Categoria: Cassazione penale
Visite: 10209


Cassazione Penale, Sez. 3, 19 novembre 2014, n. 47688 - Condanna di due committenti per infortunio mortale e questioni procedurali



 


REPUBBLICA ITALIANA
IN NOME DEL POPOLO ITALIANO
LA CORTE SUPREMA DI CASSAZIONE
SEZIONE TERZA PENALE

Composta dagli Ill.mi Sigg.ri Magistrati:
Dott. MANNINO Saverio Felice - Presidente -
Dott. ORILIA Lorenzo - rel. Consigliere -
Dott. DI NICOLA Vito - Consigliere -
Dott. GAZZARA Santi - Consigliere -
Dott. GENTILI Andrea - Consigliere -
ha pronunciato la seguente:
sentenza


sul ricorso proposto da:
D.L.L. N. IL (OMISSIS);
D.L.P. N. IL (OMISSIS);
avverso la sentenza n. 2712/2013 CORTE DI CASSAZIONE di ROMA, del 14/05/2013;
sentita la relazione fatta dal Consigliere Dott. LORENZO ORILIA;
sentite le conclusioni del PG Dott. D'Ambrosio Vito (rigetto);
Udito il difensore Avv. Aricò Giovanni.


Fatto

D.L.L. e D.L.P., tramite il difensore, propongono ricorso straordinario, ai sensi dell'art. 625 bis c.p.p. contro la sentenza di questa Corte, quarta sezione penale, pronunciata il 14.5.2013 e depositata il 18.9.2013, che ha rigettato il ricorso da essi proposto avverso la sentenza 12236/2009 della Corte d'appello di Napoli. La decisione di questa Corte aveva reso definitiva la condanna degli odierni ricorrenti alla pena di mesi sei di reclusione, con le attenuanti generiche prevalenti, per il delitto di omicidio colposo in danno di D.C.M., aggravato dalla violazione delle norme sulla prevenzione degli infortuni sul lavoro.

In particolare - e per quel che ancora rileva in questa sede - ai fratelli D.L. era stato addebitato di avere omesso, quali committenti dei lavori riguardanti un immobile di loro proprietà, di accertarsi che il coordinatore per l'esecuzione verificasse l'applicazione, da parte dell'impresa esecutrice, delle disposizioni contenute nel piano di sicurezza e di coordinamento, nonchè la corretta applicazione delle procedure di lavoro e di buona tecnica (D.Lgs. n. 494 del 1996, art. 6, comma 2).

A motivo del ricorso straordinario si deduce un errore di fatto nella ricostruzione degli atti processuali, già commesso dalla Corte d'Appello e denunziato in cassazione sotto il profilo del travisamento della prova, errore di fatto manifestatosi nell'errata percezione e ricostruzione degli atti processuali e precisamente del capo di imputazione, della sentenza di primo grado e del contenuto delle trascrizioni allegate al ricorso per cassazione per denunziare il travisamento della prova da parte della Corte d'Appello. Si sostiene, in particolare, che contrariamente a quanto percepito dalla Corte di Cassazione, i germani D.L. non ebbero alcuna cognizione delle modalità di esecuzione dello scavo il cui franamento provocò la morte dell'operaio, perchè lo scavo a cui si era riferita la D. L. nella sua dichiarazione riguardava la parte di intervento eseguita su (OMISSIS), senza alcun rischio per i lavoratori, perchè interessava una strada asfaltata e non esposta a rischi di smottamento e non già i lavori all'interno della villetta dei committenti, non ancora iniziati.

## CONSEGNA DELL'ESERCIZIO
Continua la sentenza della Cassazione sull'infortunio mortale nello scavo, riprendendo subito dopo l'ultima frase riportata.

Dati sul posizionamento degli elementi
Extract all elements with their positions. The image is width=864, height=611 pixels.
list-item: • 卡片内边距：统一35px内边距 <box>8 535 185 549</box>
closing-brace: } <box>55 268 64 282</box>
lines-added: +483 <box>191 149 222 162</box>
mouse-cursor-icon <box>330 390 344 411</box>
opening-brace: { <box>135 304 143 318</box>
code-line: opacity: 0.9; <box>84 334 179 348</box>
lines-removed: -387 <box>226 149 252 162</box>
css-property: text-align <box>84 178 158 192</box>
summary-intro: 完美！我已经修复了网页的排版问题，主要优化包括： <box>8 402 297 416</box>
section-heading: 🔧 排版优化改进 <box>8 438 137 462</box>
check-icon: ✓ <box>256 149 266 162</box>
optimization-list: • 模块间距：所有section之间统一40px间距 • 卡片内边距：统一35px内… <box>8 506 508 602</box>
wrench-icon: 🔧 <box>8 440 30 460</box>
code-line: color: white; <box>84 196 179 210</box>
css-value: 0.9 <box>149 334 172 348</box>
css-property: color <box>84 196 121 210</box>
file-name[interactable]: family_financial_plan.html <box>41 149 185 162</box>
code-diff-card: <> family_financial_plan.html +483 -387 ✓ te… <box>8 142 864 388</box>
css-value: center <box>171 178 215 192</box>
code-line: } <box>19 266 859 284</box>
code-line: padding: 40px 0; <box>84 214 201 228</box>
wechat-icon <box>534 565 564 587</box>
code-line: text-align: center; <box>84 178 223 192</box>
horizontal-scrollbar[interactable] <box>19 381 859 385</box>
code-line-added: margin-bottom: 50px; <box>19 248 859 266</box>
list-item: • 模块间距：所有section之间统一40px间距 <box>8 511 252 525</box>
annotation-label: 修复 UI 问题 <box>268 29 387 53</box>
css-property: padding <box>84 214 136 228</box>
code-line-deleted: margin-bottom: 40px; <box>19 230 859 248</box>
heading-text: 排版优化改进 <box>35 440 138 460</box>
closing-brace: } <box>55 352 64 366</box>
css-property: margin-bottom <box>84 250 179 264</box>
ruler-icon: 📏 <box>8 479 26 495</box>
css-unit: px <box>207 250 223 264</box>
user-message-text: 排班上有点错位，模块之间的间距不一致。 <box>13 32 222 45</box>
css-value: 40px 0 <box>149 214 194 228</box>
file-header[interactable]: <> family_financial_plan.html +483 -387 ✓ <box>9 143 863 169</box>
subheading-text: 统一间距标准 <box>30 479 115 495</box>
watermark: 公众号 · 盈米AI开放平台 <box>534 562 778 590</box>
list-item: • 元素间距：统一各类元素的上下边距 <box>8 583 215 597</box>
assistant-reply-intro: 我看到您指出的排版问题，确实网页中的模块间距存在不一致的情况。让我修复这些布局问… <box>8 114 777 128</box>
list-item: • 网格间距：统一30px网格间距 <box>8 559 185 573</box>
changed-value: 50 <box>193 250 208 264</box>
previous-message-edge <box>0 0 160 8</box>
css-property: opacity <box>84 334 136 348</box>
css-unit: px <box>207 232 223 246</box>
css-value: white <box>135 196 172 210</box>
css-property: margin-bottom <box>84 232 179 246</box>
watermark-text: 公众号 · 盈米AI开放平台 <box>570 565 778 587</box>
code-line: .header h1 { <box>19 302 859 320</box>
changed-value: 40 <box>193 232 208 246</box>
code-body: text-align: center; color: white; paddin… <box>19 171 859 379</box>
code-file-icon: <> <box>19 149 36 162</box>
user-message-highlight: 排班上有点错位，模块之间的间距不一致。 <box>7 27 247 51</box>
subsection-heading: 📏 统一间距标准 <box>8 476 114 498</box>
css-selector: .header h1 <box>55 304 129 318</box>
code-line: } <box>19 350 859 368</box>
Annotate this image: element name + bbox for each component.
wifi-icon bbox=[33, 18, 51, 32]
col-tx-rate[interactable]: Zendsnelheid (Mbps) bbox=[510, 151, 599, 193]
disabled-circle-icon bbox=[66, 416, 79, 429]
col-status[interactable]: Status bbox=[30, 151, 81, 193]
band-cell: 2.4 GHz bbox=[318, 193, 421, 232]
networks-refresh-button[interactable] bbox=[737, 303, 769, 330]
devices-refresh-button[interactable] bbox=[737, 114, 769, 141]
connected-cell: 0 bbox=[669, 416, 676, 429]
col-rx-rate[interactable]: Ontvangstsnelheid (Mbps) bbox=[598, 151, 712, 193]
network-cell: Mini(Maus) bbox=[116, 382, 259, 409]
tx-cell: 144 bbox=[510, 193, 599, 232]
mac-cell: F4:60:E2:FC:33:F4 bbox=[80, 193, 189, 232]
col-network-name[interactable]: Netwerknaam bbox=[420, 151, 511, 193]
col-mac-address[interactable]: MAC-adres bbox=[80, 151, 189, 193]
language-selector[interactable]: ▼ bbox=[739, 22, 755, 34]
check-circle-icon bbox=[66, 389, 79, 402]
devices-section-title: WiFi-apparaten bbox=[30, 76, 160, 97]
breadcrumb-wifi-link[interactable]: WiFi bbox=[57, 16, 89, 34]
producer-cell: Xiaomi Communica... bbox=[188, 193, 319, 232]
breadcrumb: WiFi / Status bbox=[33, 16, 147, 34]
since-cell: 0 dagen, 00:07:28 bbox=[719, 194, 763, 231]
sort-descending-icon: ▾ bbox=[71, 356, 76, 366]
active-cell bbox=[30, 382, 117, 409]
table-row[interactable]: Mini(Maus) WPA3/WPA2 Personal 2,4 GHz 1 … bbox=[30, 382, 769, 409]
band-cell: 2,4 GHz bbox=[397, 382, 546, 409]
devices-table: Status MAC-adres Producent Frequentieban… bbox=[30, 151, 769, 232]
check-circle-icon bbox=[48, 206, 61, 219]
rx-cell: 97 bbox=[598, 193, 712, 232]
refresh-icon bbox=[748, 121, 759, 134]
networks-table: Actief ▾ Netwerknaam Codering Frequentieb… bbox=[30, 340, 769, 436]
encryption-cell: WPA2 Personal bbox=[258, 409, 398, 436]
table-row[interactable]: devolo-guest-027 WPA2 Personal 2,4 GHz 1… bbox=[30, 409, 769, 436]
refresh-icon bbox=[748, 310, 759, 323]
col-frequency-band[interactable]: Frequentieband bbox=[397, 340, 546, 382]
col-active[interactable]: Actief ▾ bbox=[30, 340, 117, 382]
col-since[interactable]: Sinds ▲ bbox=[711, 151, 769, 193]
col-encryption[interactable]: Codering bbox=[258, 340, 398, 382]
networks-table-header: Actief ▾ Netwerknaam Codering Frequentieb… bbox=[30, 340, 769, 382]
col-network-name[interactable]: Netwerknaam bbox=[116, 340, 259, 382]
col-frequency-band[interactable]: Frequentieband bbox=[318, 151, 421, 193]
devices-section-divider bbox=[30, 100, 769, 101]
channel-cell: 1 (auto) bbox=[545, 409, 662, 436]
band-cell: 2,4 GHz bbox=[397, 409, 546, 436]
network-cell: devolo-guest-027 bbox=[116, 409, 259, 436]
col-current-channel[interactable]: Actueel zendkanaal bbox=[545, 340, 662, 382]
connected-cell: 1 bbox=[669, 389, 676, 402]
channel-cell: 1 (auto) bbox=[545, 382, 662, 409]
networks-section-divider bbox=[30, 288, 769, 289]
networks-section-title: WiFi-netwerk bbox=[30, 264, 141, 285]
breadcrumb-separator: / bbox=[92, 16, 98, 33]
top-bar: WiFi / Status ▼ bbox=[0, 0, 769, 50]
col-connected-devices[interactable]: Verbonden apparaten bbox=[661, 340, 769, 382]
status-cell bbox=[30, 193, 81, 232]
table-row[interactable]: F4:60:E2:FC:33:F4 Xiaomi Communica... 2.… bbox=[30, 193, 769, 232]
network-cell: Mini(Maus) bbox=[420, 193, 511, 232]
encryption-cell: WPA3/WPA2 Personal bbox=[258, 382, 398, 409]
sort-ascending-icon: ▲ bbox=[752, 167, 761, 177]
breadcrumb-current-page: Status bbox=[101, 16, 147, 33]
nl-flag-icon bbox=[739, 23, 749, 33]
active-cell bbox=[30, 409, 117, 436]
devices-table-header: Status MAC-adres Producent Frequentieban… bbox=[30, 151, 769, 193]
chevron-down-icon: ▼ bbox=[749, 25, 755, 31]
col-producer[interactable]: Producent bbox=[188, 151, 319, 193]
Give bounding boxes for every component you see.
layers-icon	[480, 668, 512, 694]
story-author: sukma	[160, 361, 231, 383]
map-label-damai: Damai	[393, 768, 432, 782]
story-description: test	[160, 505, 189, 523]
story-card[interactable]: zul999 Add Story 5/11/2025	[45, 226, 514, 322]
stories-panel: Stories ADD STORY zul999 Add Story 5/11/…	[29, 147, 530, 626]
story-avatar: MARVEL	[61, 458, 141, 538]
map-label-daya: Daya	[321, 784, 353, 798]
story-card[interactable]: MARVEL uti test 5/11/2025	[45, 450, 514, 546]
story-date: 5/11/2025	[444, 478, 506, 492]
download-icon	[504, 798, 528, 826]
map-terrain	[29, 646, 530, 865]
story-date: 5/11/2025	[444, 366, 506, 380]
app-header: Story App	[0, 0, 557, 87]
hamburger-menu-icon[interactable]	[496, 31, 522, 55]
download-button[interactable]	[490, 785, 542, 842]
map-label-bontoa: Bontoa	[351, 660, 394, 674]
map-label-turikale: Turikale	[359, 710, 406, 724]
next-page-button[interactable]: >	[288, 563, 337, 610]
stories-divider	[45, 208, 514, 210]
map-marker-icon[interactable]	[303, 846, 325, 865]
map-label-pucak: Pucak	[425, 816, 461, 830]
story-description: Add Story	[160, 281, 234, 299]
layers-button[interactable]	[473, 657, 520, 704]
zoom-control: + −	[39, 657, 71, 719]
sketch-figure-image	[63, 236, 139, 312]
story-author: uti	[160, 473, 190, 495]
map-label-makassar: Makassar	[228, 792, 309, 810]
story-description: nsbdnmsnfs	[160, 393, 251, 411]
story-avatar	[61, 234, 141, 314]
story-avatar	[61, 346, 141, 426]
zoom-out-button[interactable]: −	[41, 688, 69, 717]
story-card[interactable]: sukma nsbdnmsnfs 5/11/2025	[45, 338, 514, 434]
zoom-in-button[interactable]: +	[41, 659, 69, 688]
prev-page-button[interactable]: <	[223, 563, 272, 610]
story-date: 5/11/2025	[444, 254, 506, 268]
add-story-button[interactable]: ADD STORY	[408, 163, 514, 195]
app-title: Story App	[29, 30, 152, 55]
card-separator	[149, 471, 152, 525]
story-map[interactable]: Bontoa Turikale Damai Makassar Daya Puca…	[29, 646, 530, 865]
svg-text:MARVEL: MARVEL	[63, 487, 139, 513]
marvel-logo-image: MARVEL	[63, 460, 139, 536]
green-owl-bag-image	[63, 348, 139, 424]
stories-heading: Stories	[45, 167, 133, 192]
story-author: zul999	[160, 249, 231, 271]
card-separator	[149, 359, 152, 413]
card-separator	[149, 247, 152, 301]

## RISPOSTA
Si denunzia poi, con altra censura, l'omessa pronuncia di estinzione del reato per intervenuta prescrizione, rilevandosi che, tenuto conto della data di commissione del fatto ((OMISSIS)) e della pena massima prevista dalla legge vigente al momento del fatto per il reato (5 anni), la Corte di Cassazione avrebbe dovuto pronunciare la relativa declaratoria. A sostegno di tale motivo il difensore ha depositato il 25.9.2014 una memoria difensiva passando in rassegna le cause di sospensione verificatesi nell'intero giudizio e svolgendo i relativi calcoli.


Diritto

1. Il primo motivo di ricorso è infondato perchè non viene prospettato un difetto riconducibile alla nozione di errore di fatto rilevante ai sensi della norma evocata.

Storia, natura, ratio del rimedio, e lettera della disposizione che lo istituisce impongono di ritenere che l'errore di fatto idoneo a dare luogo ex art. 625 bis c.p.p. all'annullamento della sentenza della Corte di cassazione è solo quello costituito da sviste o errori di percezione nei quali sia incorsa la Corte nella lettura degli atti del giudizio di legittimità: errore connotato dall'influenza esercitata sulla decisione dalla inesatta percezione di dati processuali, il cui svisamento conduce ad una sentenza diversa da quella che sarebbe adottata senza l'errore di fatto (cass. Sez. 6, Sentenza n. 25121 del 02/04/2012 Cc. dep. 22/06/2012 Rv. 253105; Sez. un. 27 marzo 2002, dep. 30 maggio 2002, n. 16103).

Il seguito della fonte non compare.